-- Short task --
Go through the lines below. Copy those with "text".

-- A block of data --
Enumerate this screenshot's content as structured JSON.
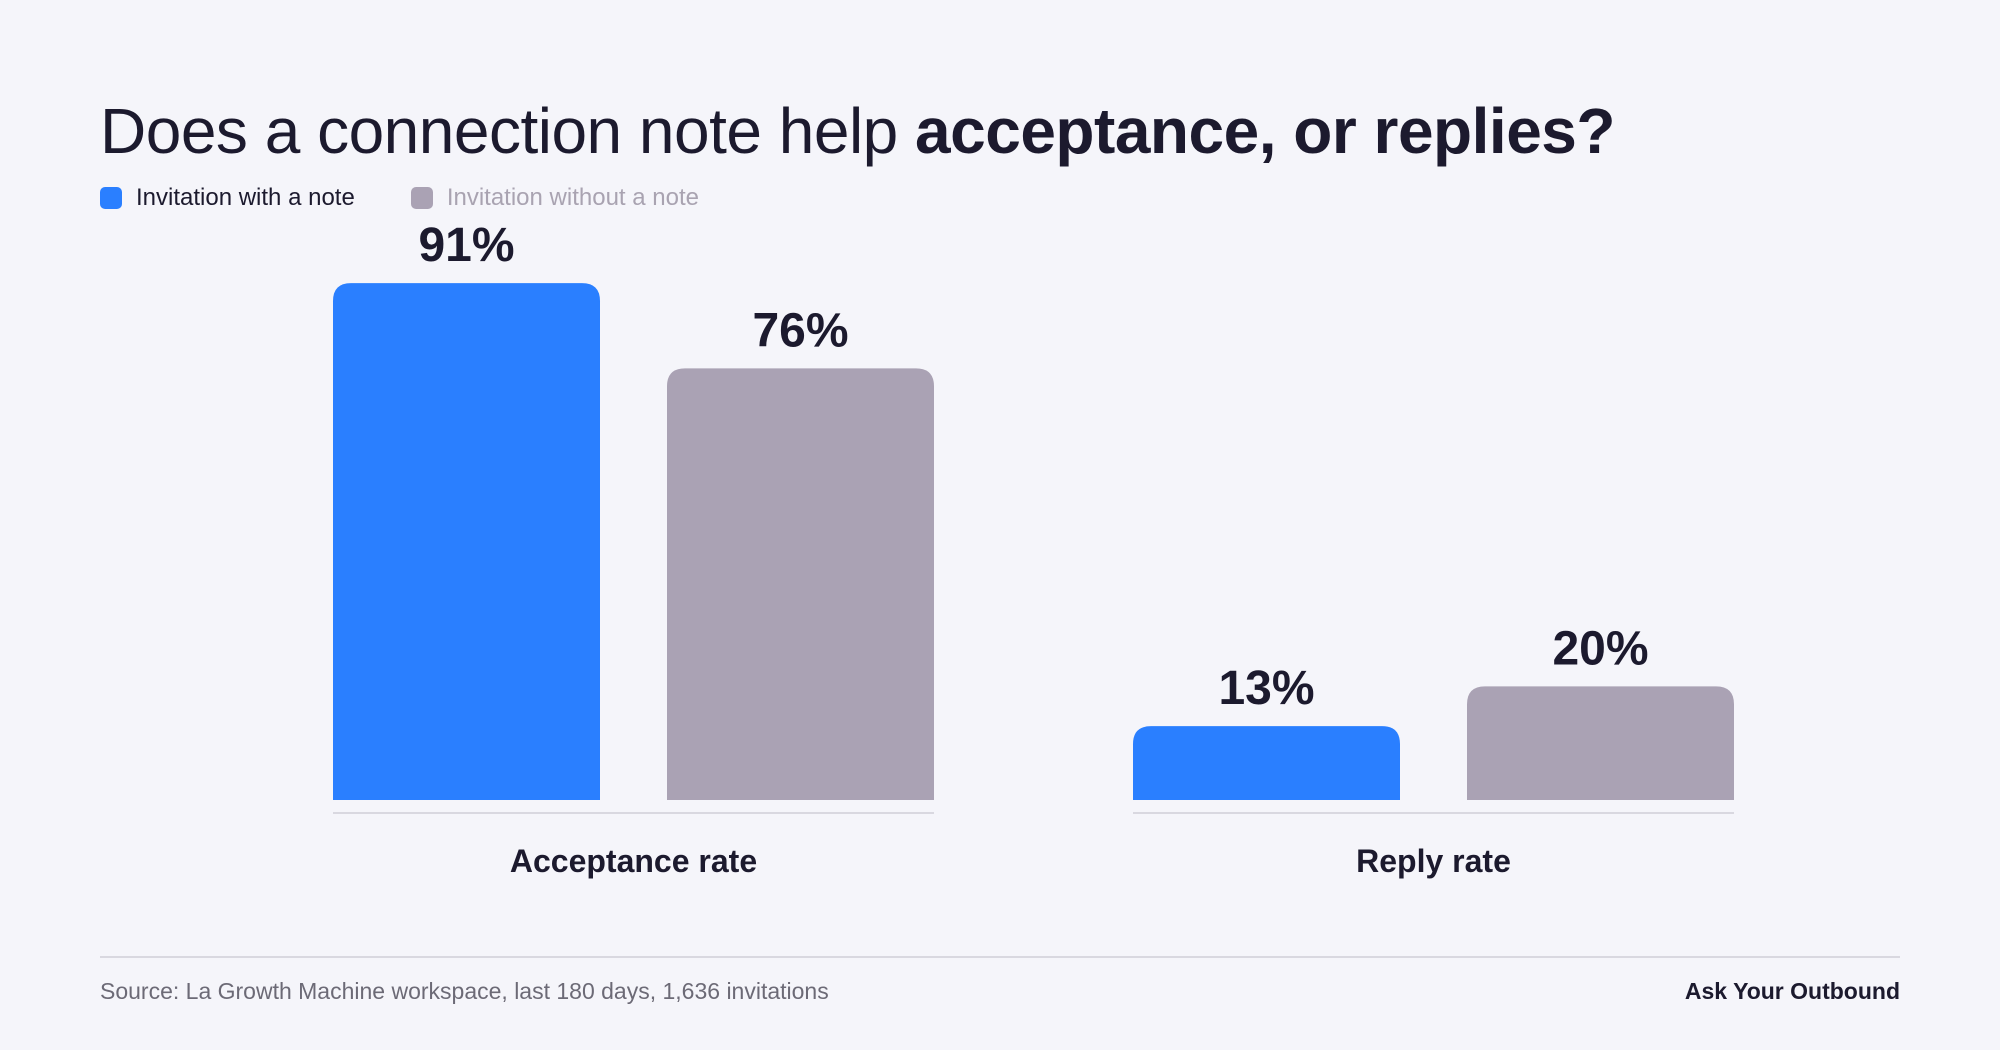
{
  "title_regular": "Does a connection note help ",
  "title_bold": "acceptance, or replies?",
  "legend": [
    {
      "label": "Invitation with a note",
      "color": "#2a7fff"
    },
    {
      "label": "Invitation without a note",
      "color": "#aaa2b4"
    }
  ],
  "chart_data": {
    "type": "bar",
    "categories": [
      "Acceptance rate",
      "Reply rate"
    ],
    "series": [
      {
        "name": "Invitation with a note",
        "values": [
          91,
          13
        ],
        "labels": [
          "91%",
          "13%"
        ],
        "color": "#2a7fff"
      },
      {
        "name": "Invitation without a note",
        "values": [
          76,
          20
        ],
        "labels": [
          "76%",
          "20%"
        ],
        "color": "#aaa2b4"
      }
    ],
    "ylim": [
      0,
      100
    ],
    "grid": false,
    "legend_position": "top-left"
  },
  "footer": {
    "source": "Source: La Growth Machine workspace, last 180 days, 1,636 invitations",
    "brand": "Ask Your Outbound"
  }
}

---

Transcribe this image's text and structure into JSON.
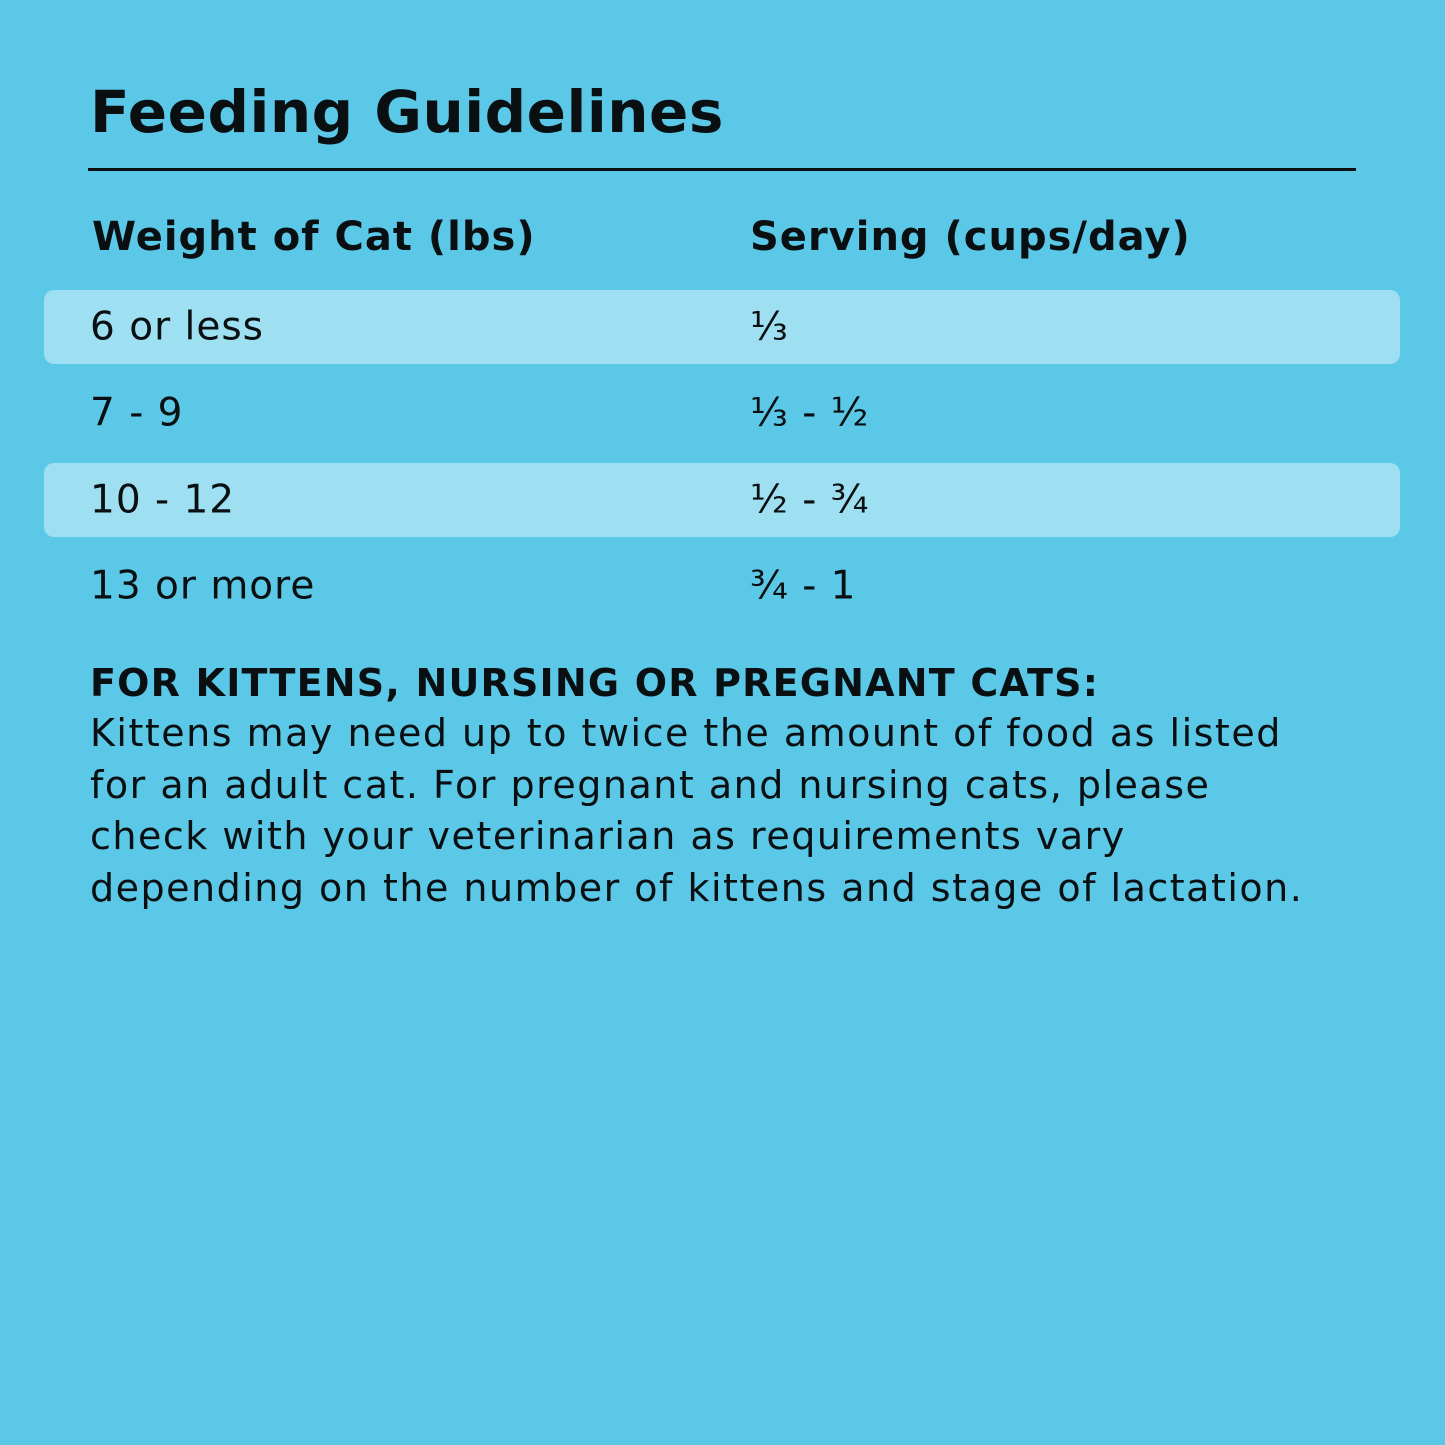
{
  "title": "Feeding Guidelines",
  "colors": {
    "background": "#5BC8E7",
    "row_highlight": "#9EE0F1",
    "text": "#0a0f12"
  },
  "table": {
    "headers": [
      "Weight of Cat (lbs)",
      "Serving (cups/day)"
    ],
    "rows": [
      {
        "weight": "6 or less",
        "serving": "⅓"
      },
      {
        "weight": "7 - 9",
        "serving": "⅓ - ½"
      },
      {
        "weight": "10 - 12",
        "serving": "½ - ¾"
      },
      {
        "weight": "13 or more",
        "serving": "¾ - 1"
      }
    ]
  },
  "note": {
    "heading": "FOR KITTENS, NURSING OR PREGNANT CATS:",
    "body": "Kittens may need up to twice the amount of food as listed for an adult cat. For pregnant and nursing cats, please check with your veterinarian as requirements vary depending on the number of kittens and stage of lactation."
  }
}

-- Full response --
Transcribe this image's text and structure into JSON.
    "text": "#0a0f12"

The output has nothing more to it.